## Work required
Quote each record exactly, please, leaving none out.

===

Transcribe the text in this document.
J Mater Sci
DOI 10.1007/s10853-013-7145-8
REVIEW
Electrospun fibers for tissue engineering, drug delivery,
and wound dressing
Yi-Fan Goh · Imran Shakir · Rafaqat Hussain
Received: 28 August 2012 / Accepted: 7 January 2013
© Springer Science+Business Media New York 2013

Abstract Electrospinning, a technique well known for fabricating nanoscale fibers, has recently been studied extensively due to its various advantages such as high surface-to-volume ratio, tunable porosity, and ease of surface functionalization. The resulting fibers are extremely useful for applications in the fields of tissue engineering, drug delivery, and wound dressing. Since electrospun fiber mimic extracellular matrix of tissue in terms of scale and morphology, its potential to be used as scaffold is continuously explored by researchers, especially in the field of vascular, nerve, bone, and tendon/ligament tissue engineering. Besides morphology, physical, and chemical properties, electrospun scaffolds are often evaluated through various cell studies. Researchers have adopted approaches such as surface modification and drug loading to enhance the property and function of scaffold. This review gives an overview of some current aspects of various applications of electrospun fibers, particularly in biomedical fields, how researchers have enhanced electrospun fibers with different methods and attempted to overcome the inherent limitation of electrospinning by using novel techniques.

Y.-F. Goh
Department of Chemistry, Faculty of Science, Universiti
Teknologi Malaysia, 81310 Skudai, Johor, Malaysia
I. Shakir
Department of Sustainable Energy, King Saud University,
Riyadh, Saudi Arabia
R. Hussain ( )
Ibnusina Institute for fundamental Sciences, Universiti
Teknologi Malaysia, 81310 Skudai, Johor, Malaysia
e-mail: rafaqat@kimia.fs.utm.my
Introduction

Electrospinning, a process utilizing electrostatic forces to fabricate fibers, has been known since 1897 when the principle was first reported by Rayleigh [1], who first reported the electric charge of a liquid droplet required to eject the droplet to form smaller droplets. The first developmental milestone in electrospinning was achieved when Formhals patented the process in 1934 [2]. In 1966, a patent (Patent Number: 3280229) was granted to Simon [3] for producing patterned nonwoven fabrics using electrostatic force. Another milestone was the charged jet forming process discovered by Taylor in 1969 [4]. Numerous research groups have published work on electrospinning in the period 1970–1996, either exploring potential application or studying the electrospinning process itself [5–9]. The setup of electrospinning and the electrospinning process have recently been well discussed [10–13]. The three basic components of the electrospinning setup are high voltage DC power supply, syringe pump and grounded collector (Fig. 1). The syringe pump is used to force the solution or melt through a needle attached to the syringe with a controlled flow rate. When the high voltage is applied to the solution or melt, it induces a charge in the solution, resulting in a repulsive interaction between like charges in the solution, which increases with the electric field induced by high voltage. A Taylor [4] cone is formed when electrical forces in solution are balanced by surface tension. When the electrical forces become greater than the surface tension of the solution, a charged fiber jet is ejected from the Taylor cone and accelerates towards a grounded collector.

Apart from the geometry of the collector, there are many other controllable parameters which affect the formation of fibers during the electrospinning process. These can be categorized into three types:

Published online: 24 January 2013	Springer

===

## Answer to this exercise
Transcribe the text in this document.
J Mater Sci
DOI 10.1007/s10853-013-7145-8
REVIEW
Electrospun fibers for tissue engineering, drug delivery,
and wound dressing
Yi-Fan Goh · Imran Shakir · Rafaqat Hussain
Received: 28 August 2012 / Accepted: 7 January 2013
© Springer Science+Business Media New York 2013

Abstract Electrospinning, a technique well known for fabricating nanoscale fibers, has recently been studied extensively due to its various advantages such as high surface-to-volume ratio, tunable porosity, and ease of surface functionalization. The resulting fibers are extremely useful for applications in the fields of tissue engineering, drug delivery, and wound dressing. Since electrospun fiber mimic extracellular matrix of tissue in terms of scale and morphology, its potential to be used as scaffold is continuously explored by researchers, especially in the field of vascular, nerve, bone, and tendon/ligament tissue engineering. Besides morphology, physical, and chemical properties, electrospun scaffolds are often evaluated through various cell studies. Researchers have adopted approaches such as surface modification and drug loading to enhance the property and function of scaffold. This review gives an overview of some current aspects of various applications of electrospun fibers, particularly in biomedical fields, how researchers have enhanced electrospun fibers with different methods and attempted to overcome the inherent limitation of electrospinning by using novel techniques.

Y.-F. Goh
Department of Chemistry, Faculty of Science, Universiti
Teknologi Malaysia, 81310 Skudai, Johor, Malaysia
I. Shakir
Department of Sustainable Energy, King Saud University,
Riyadh, Saudi Arabia
R. Hussain ( )
Ibnusina Institute for fundamental Sciences, Universiti
Teknologi Malaysia, 81310 Skudai, Johor, Malaysia
e-mail: rafaqat@kimia.fs.utm.my
Introduction

Electrospinning, a process utilizing electrostatic forces to fabricate fibers, has been known since 1897 when the principle was first reported by Rayleigh [1], who first reported the electric charge of a liquid droplet required to eject the droplet to form smaller droplets. The first developmental milestone in electrospinning was achieved when Formhals patented the process in 1934 [2]. In 1966, a patent (Patent Number: 3280229) was granted to Simon [3] for producing patterned nonwoven fabrics using electrostatic force. Another milestone was the charged jet forming process discovered by Taylor in 1969 [4]. Numerous research groups have published work on electrospinning in the period 1970–1996, either exploring potential application or studying the electrospinning process itself [5–9]. The setup of electrospinning and the electrospinning process have recently been well discussed [10–13]. The three basic components of the electrospinning setup are high voltage DC power supply, syringe pump and grounded collector (Fig. 1). The syringe pump is used to force the solution or melt through a needle attached to the syringe with a controlled flow rate. When the high voltage is applied to the solution or melt, it induces a charge in the solution, resulting in a repulsive interaction between like charges in the solution, which increases with the electric field induced by high voltage. A Taylor [4] cone is formed when electrical forces in solution are balanced by surface tension. When the electrical forces become greater than the surface tension of the solution, a charged fiber jet is ejected from the Taylor cone and accelerates towards a grounded collector.

Apart from the geometry of the collector, there are many other controllable parameters which affect the formation of fibers during the electrospinning process. These can be categorized into three types:

Published online: 24 January 2013	Springer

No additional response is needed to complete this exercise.